- _BRIEF_: Take the line that contains "What text is on this page?" and all lines after it, up to and including the last line of the data, and write them out exactly; nothing else belongs in the answer.

━━━ MATERIAL FOR THE TASK ━━━

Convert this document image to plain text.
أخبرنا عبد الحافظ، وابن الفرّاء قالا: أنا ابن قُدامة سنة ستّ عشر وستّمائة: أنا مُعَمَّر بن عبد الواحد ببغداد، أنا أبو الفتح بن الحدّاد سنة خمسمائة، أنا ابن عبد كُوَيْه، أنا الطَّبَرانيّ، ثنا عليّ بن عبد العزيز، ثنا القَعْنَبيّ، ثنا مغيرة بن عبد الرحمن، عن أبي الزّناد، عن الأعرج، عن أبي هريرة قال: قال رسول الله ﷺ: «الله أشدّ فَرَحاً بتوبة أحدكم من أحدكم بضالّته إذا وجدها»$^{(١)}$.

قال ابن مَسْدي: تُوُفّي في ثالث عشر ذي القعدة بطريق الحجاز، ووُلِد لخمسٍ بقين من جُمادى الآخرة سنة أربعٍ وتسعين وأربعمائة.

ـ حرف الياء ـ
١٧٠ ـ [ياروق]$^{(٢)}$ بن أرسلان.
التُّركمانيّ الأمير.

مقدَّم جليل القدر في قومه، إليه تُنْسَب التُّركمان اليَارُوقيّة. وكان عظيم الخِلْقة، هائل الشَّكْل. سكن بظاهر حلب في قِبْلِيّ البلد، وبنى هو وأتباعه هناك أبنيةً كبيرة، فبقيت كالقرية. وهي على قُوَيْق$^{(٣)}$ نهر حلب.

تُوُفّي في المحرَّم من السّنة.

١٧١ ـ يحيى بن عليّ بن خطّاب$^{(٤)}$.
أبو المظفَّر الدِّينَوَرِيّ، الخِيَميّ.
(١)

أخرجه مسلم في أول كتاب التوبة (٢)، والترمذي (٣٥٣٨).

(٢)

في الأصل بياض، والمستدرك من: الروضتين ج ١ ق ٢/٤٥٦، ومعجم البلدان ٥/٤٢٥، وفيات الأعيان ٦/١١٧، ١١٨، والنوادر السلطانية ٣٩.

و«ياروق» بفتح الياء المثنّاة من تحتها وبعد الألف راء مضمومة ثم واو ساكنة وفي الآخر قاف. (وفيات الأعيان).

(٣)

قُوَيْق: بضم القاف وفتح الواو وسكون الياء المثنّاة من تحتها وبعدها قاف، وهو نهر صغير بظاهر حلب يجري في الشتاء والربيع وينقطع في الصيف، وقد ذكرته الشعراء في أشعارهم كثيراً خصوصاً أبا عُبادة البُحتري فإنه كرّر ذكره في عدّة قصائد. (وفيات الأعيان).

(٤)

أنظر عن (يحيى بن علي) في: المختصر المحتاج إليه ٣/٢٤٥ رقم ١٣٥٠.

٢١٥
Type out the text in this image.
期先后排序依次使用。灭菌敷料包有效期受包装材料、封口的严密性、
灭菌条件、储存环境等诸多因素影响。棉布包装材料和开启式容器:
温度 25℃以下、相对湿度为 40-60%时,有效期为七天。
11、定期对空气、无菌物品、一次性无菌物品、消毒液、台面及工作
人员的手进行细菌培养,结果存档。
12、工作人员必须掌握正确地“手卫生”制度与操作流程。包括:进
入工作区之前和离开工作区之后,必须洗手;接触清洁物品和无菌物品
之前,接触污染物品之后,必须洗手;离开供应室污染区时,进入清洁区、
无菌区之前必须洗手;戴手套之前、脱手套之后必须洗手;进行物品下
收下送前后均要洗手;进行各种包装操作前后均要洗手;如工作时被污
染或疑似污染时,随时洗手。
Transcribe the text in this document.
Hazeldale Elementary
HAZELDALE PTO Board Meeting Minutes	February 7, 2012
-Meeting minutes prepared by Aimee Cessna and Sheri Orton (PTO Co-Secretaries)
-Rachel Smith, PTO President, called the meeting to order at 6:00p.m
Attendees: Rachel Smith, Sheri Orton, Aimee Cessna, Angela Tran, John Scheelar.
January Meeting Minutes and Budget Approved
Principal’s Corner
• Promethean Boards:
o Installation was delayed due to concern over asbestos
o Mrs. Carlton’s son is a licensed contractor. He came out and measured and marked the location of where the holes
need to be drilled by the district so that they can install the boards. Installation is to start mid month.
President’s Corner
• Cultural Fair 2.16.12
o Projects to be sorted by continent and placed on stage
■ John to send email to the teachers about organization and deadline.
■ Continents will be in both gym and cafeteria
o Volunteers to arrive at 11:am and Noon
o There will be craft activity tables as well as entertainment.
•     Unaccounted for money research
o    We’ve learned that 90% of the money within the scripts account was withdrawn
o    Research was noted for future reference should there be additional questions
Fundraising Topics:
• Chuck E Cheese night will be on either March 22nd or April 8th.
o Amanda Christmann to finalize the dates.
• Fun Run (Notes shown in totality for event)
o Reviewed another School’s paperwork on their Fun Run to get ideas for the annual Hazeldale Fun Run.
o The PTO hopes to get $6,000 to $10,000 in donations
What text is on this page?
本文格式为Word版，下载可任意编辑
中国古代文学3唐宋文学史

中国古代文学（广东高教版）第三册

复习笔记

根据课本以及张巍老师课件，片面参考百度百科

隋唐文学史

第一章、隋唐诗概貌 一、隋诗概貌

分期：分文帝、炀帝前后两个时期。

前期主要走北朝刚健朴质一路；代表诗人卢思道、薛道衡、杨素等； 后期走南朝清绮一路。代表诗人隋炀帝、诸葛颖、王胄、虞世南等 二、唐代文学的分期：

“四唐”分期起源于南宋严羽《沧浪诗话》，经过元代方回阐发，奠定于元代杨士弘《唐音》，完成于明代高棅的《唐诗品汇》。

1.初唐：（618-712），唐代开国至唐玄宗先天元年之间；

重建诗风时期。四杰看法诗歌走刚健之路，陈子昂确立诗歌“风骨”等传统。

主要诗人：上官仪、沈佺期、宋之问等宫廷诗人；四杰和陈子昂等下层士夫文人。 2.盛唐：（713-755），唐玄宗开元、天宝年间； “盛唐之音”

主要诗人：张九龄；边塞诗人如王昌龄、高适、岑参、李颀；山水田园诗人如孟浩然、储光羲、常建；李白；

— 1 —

━━━

- _SOLUTION_:
What text is on this page?
本文格式为Word版，下载可任意编辑
中国古代文学3唐宋文学史

中国古代文学（广东高教版）第三册

复习笔记

根据课本以及张巍老师课件，片面参考百度百科

隋唐文学史

第一章、隋唐诗概貌 一、隋诗概貌

分期：分文帝、炀帝前后两个时期。

前期主要走北朝刚健朴质一路；代表诗人卢思道、薛道衡、杨素等； 后期走南朝清绮一路。代表诗人隋炀帝、诸葛颖、王胄、虞世南等 二、唐代文学的分期：

“四唐”分期起源于南宋严羽《沧浪诗话》，经过元代方回阐发，奠定于元代杨士弘《唐音》，完成于明代高棅的《唐诗品汇》。

1.初唐：（618-712），唐代开国至唐玄宗先天元年之间；

重建诗风时期。四杰看法诗歌走刚健之路，陈子昂确立诗歌“风骨”等传统。

主要诗人：上官仪、沈佺期、宋之问等宫廷诗人；四杰和陈子昂等下层士夫文人。 2.盛唐：（713-755），唐玄宗开元、天宝年间； “盛唐之音”

主要诗人：张九龄；边塞诗人如王昌龄、高适、岑参、李颀；山水田园诗人如孟浩然、储光羲、常建；李白；

— 1 —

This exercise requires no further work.